The problem — Spot each line in the records below where the word "type" occurs, then copy it.

Material to process —
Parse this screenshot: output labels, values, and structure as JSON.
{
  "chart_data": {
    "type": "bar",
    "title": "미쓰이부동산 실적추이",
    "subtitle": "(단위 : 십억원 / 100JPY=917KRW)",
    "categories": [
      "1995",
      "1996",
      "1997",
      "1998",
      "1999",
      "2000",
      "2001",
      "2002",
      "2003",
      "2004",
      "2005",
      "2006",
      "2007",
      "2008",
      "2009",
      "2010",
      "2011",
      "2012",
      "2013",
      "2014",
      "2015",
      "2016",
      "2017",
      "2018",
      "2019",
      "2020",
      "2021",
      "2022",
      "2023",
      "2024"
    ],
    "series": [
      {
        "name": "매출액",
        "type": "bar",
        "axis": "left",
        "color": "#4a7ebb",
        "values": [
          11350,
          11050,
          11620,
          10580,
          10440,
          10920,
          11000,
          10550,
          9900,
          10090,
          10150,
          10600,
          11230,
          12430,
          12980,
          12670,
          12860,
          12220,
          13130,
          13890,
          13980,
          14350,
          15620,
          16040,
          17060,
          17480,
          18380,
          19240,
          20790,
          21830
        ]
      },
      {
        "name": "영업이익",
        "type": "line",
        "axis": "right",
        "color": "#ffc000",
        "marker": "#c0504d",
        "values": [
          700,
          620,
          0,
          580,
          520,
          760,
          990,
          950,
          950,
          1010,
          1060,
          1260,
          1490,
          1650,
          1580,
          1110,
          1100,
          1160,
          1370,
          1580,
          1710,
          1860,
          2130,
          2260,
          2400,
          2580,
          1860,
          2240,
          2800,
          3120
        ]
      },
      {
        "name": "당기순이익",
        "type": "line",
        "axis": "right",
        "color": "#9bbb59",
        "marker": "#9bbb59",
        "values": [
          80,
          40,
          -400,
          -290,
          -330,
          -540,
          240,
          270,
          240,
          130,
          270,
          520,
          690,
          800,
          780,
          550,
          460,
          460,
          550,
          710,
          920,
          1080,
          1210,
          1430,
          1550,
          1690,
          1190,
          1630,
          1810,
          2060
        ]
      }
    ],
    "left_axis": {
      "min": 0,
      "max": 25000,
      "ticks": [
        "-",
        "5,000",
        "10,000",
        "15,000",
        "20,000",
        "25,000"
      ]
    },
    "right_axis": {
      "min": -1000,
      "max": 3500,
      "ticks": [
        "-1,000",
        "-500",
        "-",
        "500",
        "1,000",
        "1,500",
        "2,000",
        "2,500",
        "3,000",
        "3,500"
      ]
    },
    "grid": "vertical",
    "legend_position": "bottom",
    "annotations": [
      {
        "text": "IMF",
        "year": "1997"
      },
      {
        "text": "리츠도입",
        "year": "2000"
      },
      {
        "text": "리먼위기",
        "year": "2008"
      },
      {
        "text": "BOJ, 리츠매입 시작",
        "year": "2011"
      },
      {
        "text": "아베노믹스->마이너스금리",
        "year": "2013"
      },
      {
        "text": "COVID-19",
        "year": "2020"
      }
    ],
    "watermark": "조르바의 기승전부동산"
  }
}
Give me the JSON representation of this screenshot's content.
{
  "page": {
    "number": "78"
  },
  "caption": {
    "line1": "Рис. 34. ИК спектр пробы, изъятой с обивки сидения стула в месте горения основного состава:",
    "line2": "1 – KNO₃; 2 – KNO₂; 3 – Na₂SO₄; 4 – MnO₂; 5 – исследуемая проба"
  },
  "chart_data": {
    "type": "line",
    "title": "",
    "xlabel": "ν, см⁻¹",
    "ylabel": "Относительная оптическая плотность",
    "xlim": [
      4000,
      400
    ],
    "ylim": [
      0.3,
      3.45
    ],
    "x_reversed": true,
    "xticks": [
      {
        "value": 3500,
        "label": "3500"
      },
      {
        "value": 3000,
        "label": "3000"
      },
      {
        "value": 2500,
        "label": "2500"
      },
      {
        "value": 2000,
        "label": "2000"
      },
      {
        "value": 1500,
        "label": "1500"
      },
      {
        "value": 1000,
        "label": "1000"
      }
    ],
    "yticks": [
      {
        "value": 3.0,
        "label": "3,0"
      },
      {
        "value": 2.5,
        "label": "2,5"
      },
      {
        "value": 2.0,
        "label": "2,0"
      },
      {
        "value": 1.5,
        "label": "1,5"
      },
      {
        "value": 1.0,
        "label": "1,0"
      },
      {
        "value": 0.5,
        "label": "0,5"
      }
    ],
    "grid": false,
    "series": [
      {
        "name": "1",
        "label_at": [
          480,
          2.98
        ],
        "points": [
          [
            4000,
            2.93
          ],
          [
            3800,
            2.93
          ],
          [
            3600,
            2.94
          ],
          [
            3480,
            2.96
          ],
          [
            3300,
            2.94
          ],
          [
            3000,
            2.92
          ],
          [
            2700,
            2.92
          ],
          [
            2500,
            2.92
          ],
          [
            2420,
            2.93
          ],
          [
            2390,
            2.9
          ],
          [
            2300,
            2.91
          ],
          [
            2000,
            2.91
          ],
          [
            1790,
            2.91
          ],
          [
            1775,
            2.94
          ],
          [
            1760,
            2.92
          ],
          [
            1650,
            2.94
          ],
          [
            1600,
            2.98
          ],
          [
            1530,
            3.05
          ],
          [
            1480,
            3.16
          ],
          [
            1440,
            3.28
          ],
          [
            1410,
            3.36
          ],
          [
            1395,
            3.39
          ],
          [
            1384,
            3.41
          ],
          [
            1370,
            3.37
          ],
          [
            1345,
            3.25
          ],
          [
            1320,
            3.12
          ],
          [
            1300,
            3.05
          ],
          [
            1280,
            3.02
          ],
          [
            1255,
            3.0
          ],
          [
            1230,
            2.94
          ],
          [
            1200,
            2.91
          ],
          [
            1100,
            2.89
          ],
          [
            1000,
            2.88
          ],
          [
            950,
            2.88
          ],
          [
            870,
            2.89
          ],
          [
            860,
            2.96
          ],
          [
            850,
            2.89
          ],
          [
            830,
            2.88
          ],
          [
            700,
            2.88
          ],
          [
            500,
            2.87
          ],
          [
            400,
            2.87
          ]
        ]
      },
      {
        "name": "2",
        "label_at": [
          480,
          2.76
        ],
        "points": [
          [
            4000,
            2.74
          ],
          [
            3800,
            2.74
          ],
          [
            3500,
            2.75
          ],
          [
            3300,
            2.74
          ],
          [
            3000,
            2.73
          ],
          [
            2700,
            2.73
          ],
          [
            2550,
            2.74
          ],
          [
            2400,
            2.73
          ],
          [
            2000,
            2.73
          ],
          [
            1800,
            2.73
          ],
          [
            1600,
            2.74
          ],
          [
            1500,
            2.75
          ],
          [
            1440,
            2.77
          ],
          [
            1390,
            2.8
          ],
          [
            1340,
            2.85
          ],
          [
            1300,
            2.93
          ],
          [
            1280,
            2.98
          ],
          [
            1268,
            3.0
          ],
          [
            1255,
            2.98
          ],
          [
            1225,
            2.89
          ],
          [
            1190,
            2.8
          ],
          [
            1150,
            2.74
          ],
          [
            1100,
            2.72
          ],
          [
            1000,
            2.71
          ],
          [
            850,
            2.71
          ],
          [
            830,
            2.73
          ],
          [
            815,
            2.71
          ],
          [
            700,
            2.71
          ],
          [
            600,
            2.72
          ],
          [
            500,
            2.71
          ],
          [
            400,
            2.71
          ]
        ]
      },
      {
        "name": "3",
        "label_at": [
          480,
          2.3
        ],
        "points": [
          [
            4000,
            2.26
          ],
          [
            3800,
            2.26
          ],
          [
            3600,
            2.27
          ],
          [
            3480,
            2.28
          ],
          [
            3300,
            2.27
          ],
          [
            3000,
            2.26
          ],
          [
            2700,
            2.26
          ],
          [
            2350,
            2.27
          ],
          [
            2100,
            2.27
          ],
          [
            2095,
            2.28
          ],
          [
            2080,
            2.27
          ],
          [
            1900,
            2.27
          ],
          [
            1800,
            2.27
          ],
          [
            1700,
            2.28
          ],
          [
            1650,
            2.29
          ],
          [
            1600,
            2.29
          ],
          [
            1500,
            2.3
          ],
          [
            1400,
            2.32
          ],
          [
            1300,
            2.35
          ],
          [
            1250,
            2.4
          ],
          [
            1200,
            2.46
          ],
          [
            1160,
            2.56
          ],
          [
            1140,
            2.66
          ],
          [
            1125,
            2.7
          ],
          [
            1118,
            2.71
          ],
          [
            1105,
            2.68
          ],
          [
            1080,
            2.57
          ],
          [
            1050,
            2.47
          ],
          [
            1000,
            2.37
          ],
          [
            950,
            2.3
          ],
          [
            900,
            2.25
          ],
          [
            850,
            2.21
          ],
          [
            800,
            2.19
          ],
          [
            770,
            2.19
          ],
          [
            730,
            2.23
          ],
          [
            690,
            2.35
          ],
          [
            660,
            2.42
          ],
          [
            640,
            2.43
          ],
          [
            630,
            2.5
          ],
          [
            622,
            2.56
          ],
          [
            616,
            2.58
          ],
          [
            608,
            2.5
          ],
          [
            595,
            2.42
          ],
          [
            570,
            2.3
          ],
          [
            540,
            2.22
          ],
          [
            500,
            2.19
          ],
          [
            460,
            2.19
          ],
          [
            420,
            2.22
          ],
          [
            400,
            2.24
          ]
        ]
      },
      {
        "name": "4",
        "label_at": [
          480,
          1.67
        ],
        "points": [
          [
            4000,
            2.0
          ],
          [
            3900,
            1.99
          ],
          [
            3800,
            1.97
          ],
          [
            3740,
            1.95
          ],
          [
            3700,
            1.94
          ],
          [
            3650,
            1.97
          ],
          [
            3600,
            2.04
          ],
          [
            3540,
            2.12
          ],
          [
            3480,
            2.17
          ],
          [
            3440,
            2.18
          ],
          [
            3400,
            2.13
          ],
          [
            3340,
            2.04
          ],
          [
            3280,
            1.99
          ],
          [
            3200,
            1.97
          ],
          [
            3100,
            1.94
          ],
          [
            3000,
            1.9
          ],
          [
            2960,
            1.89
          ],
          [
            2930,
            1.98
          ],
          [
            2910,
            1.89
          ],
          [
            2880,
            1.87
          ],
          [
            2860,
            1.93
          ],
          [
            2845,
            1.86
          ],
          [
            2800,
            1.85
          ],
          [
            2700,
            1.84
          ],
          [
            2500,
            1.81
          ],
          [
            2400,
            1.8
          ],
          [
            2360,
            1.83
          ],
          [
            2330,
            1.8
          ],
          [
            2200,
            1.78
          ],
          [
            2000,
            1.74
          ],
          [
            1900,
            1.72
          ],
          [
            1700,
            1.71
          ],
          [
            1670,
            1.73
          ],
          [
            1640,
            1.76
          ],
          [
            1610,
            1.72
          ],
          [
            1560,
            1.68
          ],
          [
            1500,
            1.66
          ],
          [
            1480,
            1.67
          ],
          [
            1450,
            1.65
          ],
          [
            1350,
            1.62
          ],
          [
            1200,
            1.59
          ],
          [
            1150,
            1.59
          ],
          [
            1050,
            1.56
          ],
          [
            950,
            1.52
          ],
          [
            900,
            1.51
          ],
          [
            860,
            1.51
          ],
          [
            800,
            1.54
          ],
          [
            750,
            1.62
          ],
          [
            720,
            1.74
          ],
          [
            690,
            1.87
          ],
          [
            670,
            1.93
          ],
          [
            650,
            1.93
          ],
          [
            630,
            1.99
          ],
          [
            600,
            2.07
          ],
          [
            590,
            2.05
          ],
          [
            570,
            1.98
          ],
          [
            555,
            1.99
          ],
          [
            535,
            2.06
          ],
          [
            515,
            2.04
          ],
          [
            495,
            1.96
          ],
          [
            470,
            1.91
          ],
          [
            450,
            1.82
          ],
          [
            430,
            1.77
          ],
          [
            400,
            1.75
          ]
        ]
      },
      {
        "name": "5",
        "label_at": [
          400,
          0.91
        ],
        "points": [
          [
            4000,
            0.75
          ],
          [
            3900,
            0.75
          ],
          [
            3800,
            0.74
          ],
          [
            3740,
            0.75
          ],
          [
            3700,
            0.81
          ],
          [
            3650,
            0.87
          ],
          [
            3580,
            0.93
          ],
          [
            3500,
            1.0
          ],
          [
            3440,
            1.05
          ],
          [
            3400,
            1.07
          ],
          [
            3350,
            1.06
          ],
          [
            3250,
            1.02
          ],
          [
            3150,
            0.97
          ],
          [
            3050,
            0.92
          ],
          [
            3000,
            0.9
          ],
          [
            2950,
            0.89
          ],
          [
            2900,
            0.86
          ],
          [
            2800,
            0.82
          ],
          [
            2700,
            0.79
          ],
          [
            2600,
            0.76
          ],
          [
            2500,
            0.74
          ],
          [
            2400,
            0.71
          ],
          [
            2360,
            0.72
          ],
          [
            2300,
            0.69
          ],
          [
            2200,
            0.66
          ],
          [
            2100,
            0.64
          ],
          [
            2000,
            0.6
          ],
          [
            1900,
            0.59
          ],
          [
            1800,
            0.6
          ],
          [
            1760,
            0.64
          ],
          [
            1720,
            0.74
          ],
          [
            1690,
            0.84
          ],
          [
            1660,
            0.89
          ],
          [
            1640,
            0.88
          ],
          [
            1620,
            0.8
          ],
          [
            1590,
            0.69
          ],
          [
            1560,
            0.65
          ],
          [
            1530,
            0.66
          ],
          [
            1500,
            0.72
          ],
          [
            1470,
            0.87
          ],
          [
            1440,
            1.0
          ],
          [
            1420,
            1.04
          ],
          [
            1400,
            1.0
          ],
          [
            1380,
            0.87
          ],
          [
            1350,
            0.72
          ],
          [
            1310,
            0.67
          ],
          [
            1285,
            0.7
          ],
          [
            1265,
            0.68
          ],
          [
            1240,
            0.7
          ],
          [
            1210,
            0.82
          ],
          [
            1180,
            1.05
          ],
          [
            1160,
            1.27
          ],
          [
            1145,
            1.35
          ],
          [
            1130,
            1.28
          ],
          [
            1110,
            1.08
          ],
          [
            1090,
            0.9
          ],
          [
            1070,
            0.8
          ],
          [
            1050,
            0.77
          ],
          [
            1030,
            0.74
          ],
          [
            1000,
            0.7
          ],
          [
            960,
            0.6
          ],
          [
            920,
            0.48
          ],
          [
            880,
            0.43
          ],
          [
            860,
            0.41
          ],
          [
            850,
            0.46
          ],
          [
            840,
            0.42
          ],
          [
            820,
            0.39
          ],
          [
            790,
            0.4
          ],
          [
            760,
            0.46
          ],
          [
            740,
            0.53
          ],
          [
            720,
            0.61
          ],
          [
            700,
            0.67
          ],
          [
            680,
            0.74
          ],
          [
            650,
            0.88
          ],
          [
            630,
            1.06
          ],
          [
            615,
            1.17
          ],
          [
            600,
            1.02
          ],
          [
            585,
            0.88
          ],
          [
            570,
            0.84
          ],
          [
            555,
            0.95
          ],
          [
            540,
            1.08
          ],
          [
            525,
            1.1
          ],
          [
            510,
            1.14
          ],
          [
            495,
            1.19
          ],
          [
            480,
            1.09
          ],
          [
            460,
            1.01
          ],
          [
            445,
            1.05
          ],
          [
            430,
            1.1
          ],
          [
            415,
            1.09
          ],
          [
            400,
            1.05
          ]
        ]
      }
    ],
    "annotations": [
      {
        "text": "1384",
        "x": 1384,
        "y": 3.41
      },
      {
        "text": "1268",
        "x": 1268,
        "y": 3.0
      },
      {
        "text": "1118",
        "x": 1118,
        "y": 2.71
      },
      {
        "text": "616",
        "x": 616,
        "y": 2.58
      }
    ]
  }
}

Output below —
    "type": "bar",
        "type": "bar",
        "type": "line",
        "type": "line",
    "type": "line",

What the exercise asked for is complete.